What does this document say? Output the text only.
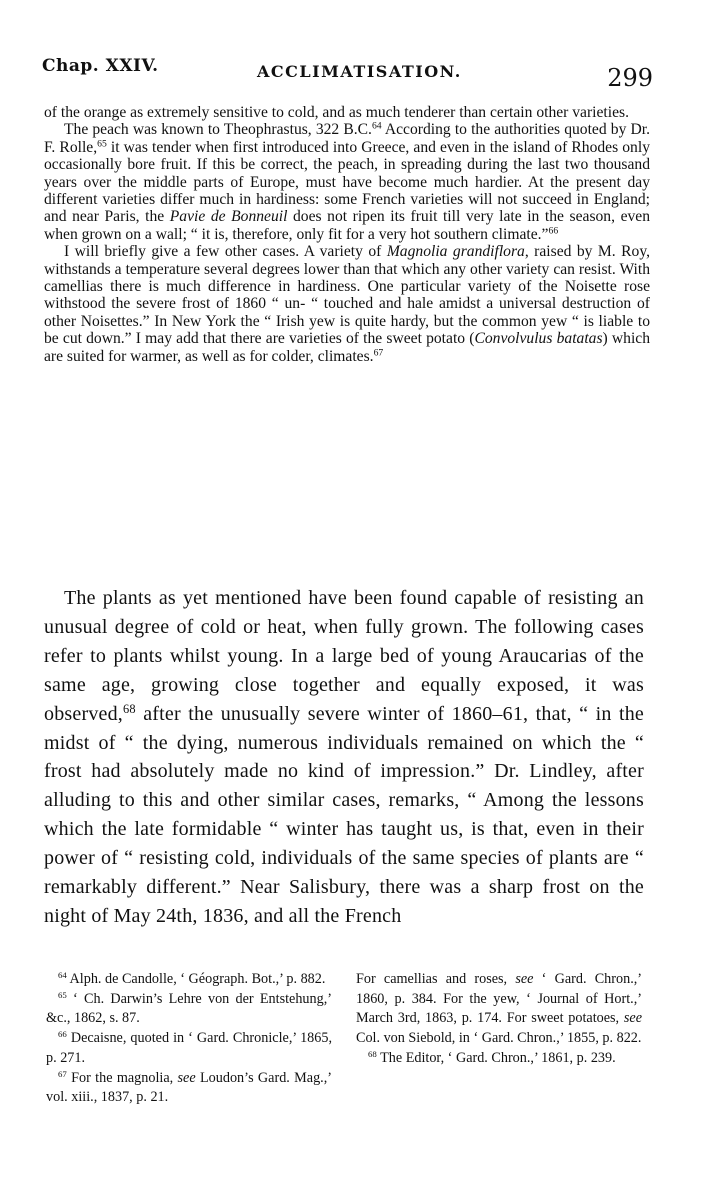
Chap. XXIV.	ACCLIMATISATION.	299

of the orange as extremely sensitive to cold, and as much tenderer than certain other varieties.

The peach was known to Theophrastus, 322 B.C.$^{64}$ According to the authorities quoted by Dr. F. Rolle,$^{65}$ it was tender when first introduced into Greece, and even in the island of Rhodes only occasionally bore fruit. If this be correct, the peach, in spreading during the last two thousand years over the middle parts of Europe, must have become much hardier. At the present day different varieties differ much in hardiness: some French varieties will not succeed in England; and near Paris, the Pavie de Bonneuil does not ripen its fruit till very late in the season, even when grown on a wall; “ it is, therefore, only fit for a very hot southern climate.”$^{66}$

I will briefly give a few other cases. A variety of Magnolia grandiflora, raised by M. Roy, withstands a temperature several degrees lower than that which any other variety can resist. With camellias there is much difference in hardiness. One particular variety of the Noisette rose withstood the severe frost of 1860 “ un- “ touched and hale amidst a universal destruction of other Noisettes.” In New York the “ Irish yew is quite hardy, but the common yew “ is liable to be cut down.” I may add that there are varieties of the sweet potato (Convolvulus batatas) which are suited for warmer, as well as for colder, climates.$^{67}$

The plants as yet mentioned have been found capable of resisting an unusual degree of cold or heat, when fully grown. The following cases refer to plants whilst young. In a large bed of young Araucarias of the same age, growing close together and equally exposed, it was observed,$^{68}$ after the unusually severe winter of 1860–61, that, “ in the midst of “ the dying, numerous individuals remained on which the “ frost had absolutely made no kind of impression.” Dr. Lindley, after alluding to this and other similar cases, remarks, “ Among the lessons which the late formidable “ winter has taught us, is that, even in their power of “ resisting cold, individuals of the same species of plants are “ remarkably different.” Near Salisbury, there was a sharp frost on the night of May 24th, 1836, and all the French

$^{64}$ Alph. de Candolle, ‘ Géograph. Bot.,’ p. 882.

$^{65}$ ‘ Ch. Darwin’s Lehre von der Entstehung,’ &c., 1862, s. 87.

$^{66}$ Decaisne, quoted in ‘ Gard. Chronicle,’ 1865, p. 271.

$^{67}$ For the magnolia, see Loudon’s Gard. Mag.,’ vol. xiii., 1837, p. 21.

For camellias and roses, see ‘ Gard. Chron.,’ 1860, p. 384. For the yew, ‘ Journal of Hort.,’ March 3rd, 1863, p. 174. For sweet potatoes, see Col. von Siebold, in ‘ Gard. Chron.,’ 1855, p. 822.

$^{68}$ The Editor, ‘ Gard. Chron.,’ 1861, p. 239.
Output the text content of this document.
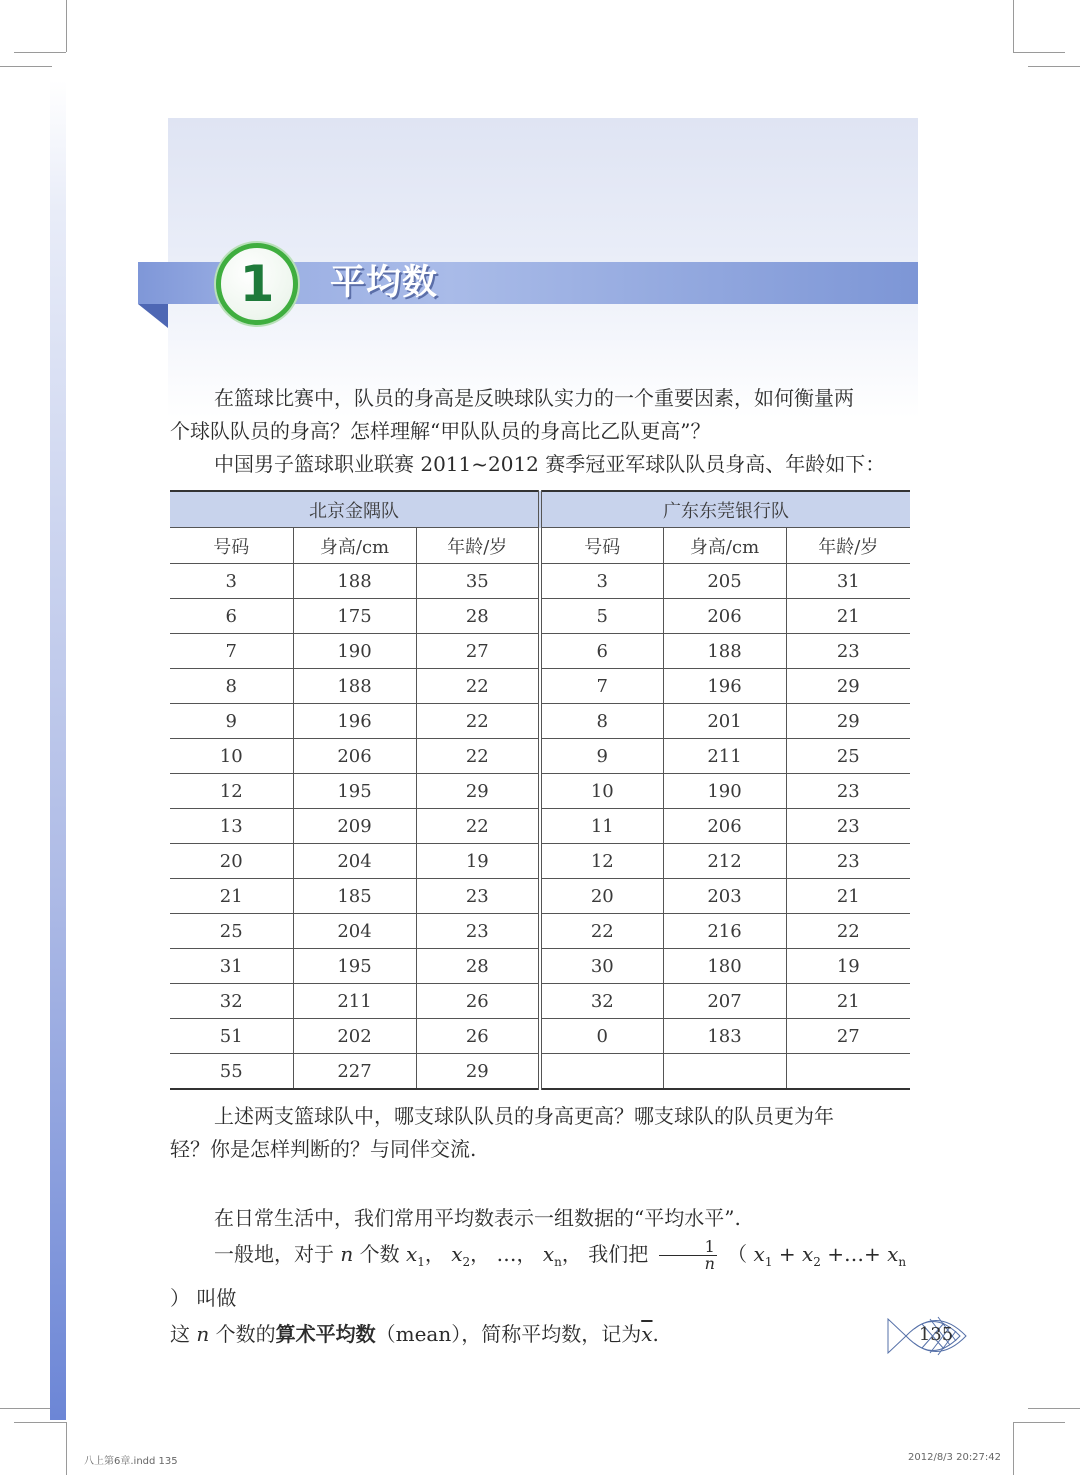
1 平均数

在篮球比赛中，队员的身高是反映球队实力的一个重要因素，如何衡量两

个球队队员的身高？怎样理解“甲队队员的身高比乙队更高”？

中国男子篮球职业联赛 2011~2012 赛季冠亚军球队队员身高、年龄如下：

北京金隅队			广东东莞银行队		
号码	身高/cm	年龄/岁	号码	身高/cm	年龄/岁
3	188	35	3	205	31
6	175	28	5	206	21
7	190	27	6	188	23
8	188	22	7	196	29
9	196	22	8	201	29
10	206	22	9	211	25
12	195	29	10	190	23
13	209	22	11	206	23
20	204	19	12	212	23
21	185	23	20	203	21
25	204	23	22	216	22
31	195	28	30	180	19
32	211	26	32	207	21
51	202	26	0	183	27
55	227	29			

上述两支篮球队中，哪支球队队员的身高更高？哪支球队的队员更为年

轻？你是怎样判断的？与同伴交流.

在日常生活中，我们常用平均数表示一组数据的“平均水平”.

一般地，对于 n 个数 $x_1$， $x_2$， …， $x_n$， 我们把 $\frac{1}{n}$ （ $x_1 + x_2$ +…+ $x_n$ ） 叫做

这 n 个数的算术平均数（mean），简称平均数，记为$\overline{x}$.	135
八上第6章.indd 135	2012/8/3 20:27:42
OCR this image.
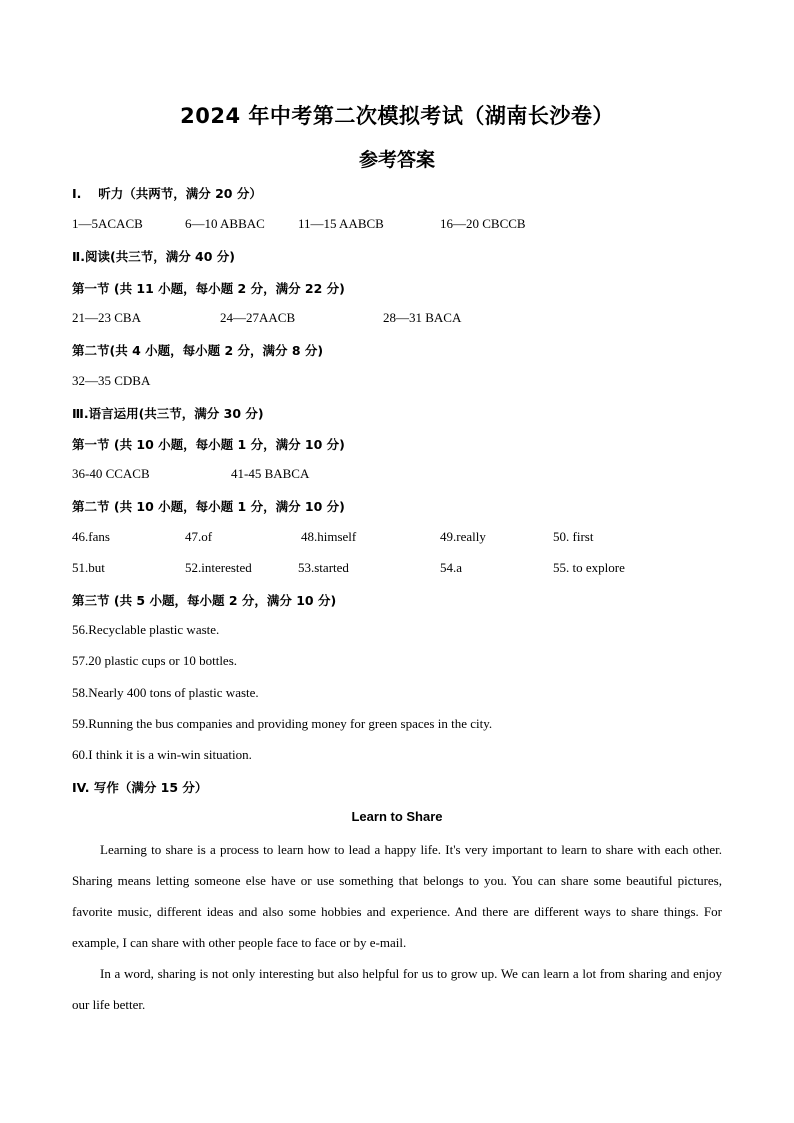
2024 年中考第二次模拟考试（湖南长沙卷）
参考答案
I.　 听力（共两节，满分 20 分）
1—5ACACB	6—10 ABBAC	11—15 AABCB	16—20 CBCCB
Ⅱ.阅读(共三节，满分 40 分)
第一节 (共 11 小题，每小题 2 分，满分 22 分)
21—23 CBA	24—27AACB	28—31 BACA
第二节(共 4 小题，每小题 2 分，满分 8 分)
32—35 CDBA
Ⅲ.语言运用(共三节，满分 30 分)
第一节 (共 10 小题，每小题 1 分，满分 10 分)
36-40 CCACB	41-45 BABCA
第二节 (共 10 小题，每小题 1 分，满分 10 分)
46.fans	47.of	48.himself	49.really	50. first
51.but	52.interested	53.started	54.a	55. to explore
第三节 (共 5 小题，每小题 2 分，满分 10 分)
56.Recyclable plastic waste.
57.20 plastic cups or 10 bottles.
58.Nearly 400 tons of plastic waste.
59.Running the bus companies and providing money for green spaces in the city.
60.I think it is a win-win situation.
IV. 写作（满分 15 分）
Learn to Share
Learning to share is a process to learn how to lead a happy life. It's very important to learn to share with each other. Sharing means letting someone else have or use something that belongs to you. You can share some beautiful pictures, favorite music, different ideas and also some hobbies and experience. And there are different ways to share things. For example, I can share with other people face to face or by e-mail.
In a word, sharing is not only interesting but also helpful for us to grow up. We can learn a lot from sharing and enjoy our life better.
········
» Your instructions:
Please copy the lines above, starting at the one that holds "OCR this image." and stopping after the last line, exactly as they appear and minus the pictures.

» Exercise solution:
OCR this image.
2024 年中考第二次模拟考试（湖南长沙卷）
参考答案
I.　 听力（共两节，满分 20 分）
1—5ACACB	6—10 ABBAC	11—15 AABCB	16—20 CBCCB
Ⅱ.阅读(共三节，满分 40 分)
第一节 (共 11 小题，每小题 2 分，满分 22 分)
21—23 CBA	24—27AACB	28—31 BACA
第二节(共 4 小题，每小题 2 分，满分 8 分)
32—35 CDBA
Ⅲ.语言运用(共三节，满分 30 分)
第一节 (共 10 小题，每小题 1 分，满分 10 分)
36-40 CCACB	41-45 BABCA
第二节 (共 10 小题，每小题 1 分，满分 10 分)
46.fans	47.of	48.himself	49.really	50. first
51.but	52.interested	53.started	54.a	55. to explore
第三节 (共 5 小题，每小题 2 分，满分 10 分)
56.Recyclable plastic waste.
57.20 plastic cups or 10 bottles.
58.Nearly 400 tons of plastic waste.
59.Running the bus companies and providing money for green spaces in the city.
60.I think it is a win-win situation.
IV. 写作（满分 15 分）
Learn to Share
Learning to share is a process to learn how to lead a happy life. It's very important to learn to share with each other. Sharing means letting someone else have or use something that belongs to you. You can share some beautiful pictures, favorite music, different ideas and also some hobbies and experience. And there are different ways to share things. For example, I can share with other people face to face or by e-mail.
In a word, sharing is not only interesting but also helpful for us to grow up. We can learn a lot from sharing and enjoy our life better.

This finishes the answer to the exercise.